**Dataset records:**
######

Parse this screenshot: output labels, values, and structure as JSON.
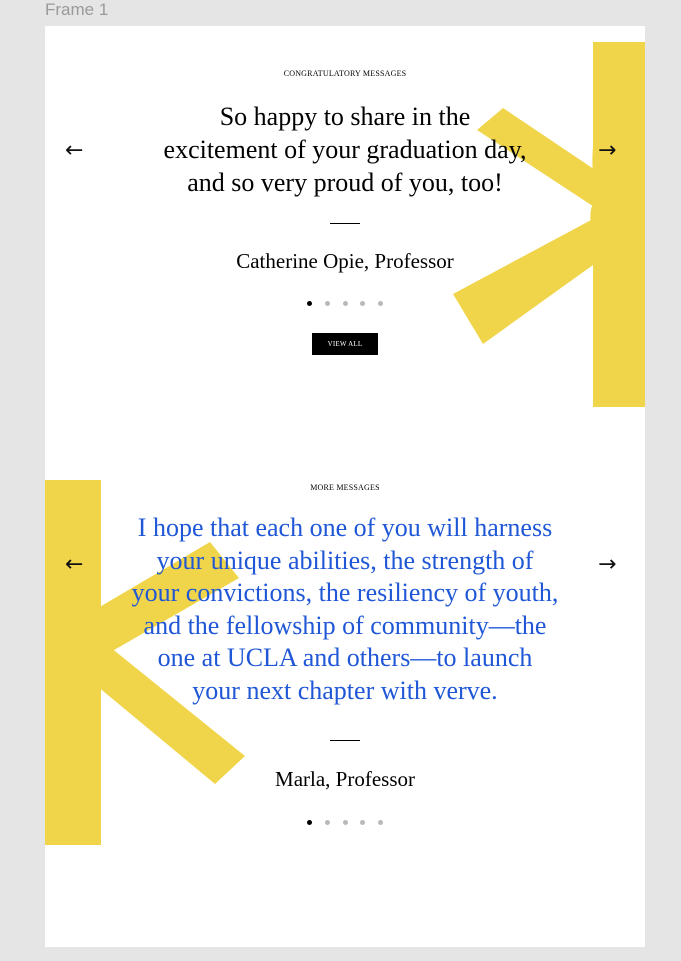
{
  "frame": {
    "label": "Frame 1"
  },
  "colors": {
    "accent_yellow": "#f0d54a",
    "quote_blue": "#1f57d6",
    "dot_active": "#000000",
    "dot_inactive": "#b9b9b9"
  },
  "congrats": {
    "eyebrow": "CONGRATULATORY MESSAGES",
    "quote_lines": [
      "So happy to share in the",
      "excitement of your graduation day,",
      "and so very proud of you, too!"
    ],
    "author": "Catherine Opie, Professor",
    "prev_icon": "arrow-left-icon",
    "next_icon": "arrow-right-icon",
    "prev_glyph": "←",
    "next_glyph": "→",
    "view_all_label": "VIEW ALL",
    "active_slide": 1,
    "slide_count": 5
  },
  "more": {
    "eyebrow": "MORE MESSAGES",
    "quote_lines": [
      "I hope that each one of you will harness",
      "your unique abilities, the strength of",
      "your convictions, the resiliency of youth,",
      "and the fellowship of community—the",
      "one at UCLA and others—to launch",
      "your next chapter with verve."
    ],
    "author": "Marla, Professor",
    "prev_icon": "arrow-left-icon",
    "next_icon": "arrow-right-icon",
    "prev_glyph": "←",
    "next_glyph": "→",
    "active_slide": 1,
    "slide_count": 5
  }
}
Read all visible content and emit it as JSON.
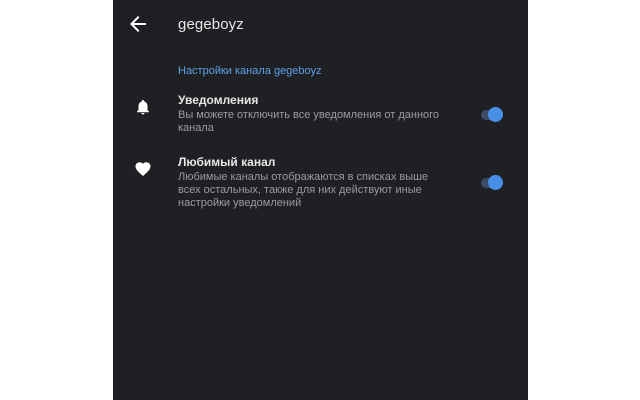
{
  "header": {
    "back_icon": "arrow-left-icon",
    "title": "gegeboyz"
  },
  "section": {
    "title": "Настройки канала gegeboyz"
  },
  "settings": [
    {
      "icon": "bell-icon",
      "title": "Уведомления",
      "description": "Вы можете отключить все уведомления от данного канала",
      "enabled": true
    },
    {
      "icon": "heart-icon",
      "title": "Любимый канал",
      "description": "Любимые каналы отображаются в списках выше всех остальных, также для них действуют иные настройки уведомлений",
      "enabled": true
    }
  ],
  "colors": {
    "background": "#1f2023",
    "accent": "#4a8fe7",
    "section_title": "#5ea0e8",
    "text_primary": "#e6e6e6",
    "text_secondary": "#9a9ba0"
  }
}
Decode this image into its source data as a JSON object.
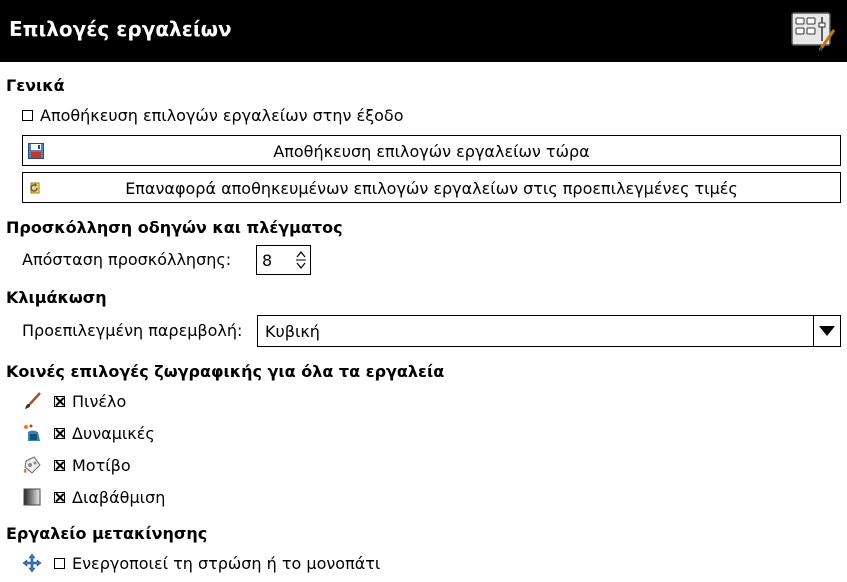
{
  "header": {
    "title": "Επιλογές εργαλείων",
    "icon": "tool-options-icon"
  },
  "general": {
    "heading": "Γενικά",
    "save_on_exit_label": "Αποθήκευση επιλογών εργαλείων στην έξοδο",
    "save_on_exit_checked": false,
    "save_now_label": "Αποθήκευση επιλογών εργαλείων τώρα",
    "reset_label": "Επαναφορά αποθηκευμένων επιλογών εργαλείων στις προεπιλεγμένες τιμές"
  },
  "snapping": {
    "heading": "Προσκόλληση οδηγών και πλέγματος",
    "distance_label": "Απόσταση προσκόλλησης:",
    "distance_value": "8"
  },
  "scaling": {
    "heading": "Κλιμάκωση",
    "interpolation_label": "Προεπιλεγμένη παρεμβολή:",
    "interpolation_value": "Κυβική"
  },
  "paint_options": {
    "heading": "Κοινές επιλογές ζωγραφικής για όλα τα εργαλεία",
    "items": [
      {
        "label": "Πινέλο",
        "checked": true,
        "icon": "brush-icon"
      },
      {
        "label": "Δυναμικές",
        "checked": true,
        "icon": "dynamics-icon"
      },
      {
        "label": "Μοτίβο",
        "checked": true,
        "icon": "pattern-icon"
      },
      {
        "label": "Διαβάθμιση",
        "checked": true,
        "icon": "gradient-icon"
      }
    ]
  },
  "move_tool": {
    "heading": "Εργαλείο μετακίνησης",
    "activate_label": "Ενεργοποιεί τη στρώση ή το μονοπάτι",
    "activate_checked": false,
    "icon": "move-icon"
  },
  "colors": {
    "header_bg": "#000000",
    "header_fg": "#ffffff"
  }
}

######

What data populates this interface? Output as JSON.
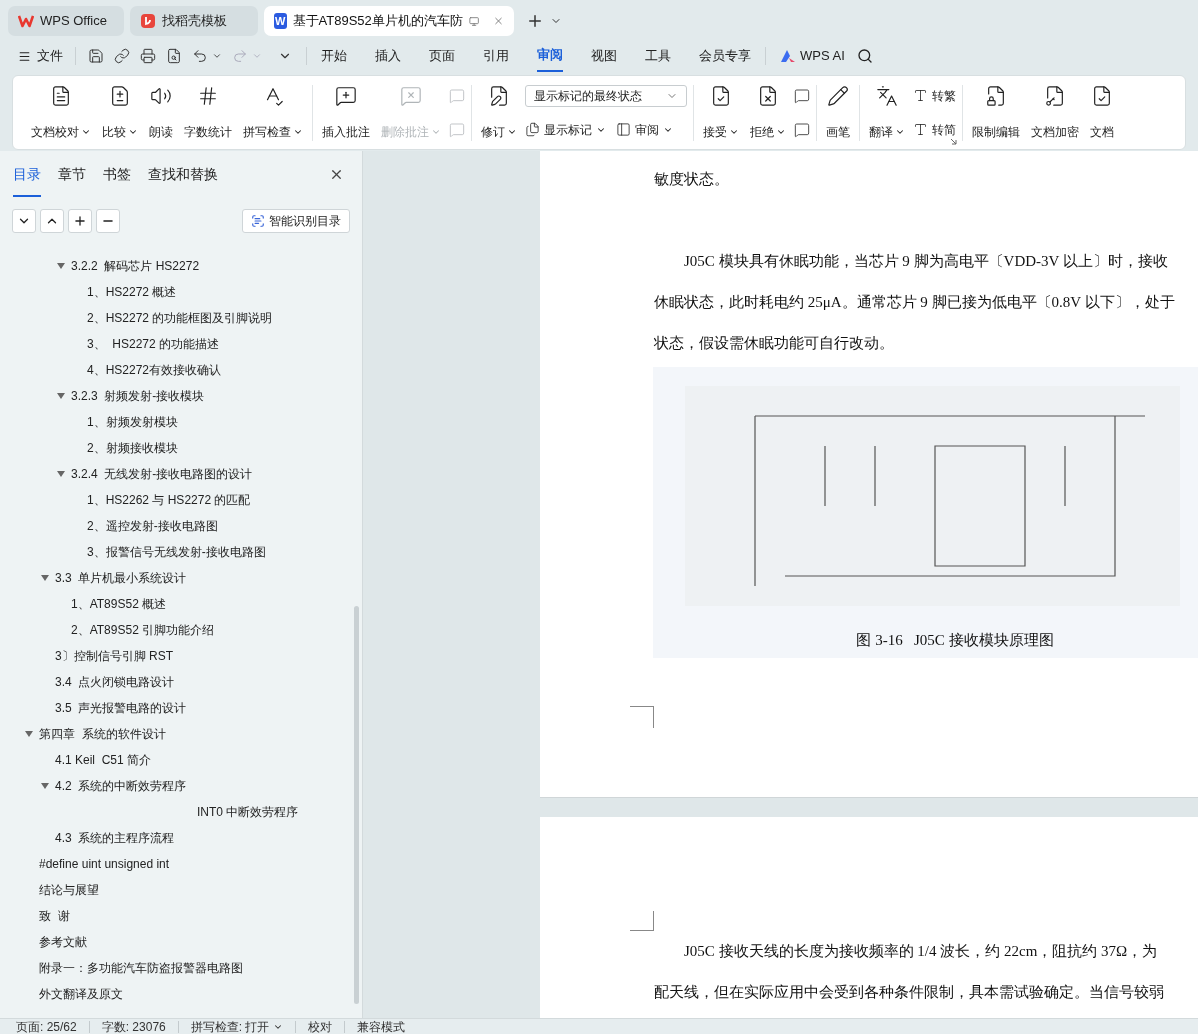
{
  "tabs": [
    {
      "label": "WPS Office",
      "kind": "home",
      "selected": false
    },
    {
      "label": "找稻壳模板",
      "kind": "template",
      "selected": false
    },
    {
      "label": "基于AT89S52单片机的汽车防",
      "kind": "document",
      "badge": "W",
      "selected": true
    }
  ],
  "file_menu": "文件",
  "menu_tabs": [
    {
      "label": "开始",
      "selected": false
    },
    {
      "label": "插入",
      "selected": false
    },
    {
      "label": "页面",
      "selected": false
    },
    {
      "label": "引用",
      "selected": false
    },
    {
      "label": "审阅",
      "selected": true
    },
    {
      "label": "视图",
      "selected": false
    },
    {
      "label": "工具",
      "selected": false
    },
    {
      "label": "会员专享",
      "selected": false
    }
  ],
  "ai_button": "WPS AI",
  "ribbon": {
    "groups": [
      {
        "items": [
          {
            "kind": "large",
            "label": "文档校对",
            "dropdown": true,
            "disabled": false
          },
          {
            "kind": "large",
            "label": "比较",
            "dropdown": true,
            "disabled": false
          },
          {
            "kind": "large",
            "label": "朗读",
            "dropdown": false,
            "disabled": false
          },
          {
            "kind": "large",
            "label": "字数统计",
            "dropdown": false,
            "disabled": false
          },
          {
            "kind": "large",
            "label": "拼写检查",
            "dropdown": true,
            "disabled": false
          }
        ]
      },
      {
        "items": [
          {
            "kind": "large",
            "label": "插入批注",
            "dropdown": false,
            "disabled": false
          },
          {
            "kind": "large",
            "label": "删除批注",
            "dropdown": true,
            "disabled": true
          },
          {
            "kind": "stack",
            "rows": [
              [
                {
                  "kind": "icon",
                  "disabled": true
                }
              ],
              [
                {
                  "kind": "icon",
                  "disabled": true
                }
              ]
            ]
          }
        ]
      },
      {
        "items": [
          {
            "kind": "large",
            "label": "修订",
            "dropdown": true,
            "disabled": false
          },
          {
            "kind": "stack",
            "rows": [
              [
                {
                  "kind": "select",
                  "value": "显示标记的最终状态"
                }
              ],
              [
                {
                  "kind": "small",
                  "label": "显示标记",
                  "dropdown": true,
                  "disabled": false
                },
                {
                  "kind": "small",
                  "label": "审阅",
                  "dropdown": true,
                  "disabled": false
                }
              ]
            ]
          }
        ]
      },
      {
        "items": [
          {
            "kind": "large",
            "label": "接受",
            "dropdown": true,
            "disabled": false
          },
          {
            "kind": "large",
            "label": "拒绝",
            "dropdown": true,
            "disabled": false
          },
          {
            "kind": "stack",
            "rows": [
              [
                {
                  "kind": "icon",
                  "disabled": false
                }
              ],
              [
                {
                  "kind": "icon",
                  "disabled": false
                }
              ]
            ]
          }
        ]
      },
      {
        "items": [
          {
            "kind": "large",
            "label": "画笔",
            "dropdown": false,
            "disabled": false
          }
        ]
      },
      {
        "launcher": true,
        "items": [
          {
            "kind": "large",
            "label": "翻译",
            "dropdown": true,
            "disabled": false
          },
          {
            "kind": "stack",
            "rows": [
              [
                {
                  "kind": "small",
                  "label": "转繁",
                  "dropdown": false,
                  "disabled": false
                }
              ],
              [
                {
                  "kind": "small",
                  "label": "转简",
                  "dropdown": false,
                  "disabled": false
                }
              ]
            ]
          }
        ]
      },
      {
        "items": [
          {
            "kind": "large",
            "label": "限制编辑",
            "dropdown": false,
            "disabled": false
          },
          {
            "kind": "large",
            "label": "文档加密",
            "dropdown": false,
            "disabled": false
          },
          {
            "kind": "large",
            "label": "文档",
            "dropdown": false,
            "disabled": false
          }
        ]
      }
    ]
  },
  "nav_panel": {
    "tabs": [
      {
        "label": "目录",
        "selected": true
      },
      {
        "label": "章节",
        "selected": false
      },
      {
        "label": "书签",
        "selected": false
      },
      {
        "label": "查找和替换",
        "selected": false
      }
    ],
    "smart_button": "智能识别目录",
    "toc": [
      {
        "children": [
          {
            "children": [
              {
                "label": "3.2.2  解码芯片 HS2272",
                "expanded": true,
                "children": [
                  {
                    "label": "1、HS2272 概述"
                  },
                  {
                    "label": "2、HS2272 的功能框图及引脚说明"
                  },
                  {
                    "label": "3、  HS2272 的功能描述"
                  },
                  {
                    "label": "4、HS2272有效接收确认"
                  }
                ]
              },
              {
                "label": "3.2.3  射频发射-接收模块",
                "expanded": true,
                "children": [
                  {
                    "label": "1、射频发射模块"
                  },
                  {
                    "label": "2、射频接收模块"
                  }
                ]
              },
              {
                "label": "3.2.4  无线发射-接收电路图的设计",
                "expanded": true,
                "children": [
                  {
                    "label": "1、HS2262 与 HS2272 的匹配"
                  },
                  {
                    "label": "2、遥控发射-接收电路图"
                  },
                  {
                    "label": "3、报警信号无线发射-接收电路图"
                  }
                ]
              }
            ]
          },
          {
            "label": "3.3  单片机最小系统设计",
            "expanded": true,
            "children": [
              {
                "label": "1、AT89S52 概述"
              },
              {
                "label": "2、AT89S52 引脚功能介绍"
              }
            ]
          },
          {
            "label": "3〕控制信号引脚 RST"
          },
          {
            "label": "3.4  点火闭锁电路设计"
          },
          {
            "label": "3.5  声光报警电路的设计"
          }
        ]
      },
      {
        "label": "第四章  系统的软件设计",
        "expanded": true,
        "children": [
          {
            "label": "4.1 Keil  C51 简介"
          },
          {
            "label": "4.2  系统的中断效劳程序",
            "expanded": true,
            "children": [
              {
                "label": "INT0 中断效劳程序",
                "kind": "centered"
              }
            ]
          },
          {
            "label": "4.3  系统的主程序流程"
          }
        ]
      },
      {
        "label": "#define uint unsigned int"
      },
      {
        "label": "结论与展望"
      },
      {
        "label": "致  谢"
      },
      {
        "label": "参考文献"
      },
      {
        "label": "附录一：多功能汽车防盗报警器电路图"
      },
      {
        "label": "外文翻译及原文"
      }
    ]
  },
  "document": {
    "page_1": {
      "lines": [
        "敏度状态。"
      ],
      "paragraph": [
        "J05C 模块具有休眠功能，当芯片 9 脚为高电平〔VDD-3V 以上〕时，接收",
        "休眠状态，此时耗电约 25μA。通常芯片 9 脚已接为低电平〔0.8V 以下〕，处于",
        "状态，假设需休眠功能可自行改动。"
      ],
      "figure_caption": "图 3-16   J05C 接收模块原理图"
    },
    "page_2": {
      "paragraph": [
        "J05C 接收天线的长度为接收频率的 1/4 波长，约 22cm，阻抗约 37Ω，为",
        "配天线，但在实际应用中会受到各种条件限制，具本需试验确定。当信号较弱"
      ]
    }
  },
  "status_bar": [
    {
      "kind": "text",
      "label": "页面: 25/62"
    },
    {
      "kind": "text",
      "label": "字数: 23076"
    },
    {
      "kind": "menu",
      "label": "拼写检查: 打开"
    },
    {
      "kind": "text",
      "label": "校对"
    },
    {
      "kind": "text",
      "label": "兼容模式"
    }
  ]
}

######

**Written request:** Report all lines of the material that contain the word "Αποθήκευση".

**Task solution:**
    "save_on_exit_label": "Αποθήκευση επιλογών εργαλείων στην έξοδο",
    "save_now_label": "Αποθήκευση επιλογών εργαλείων τώρα",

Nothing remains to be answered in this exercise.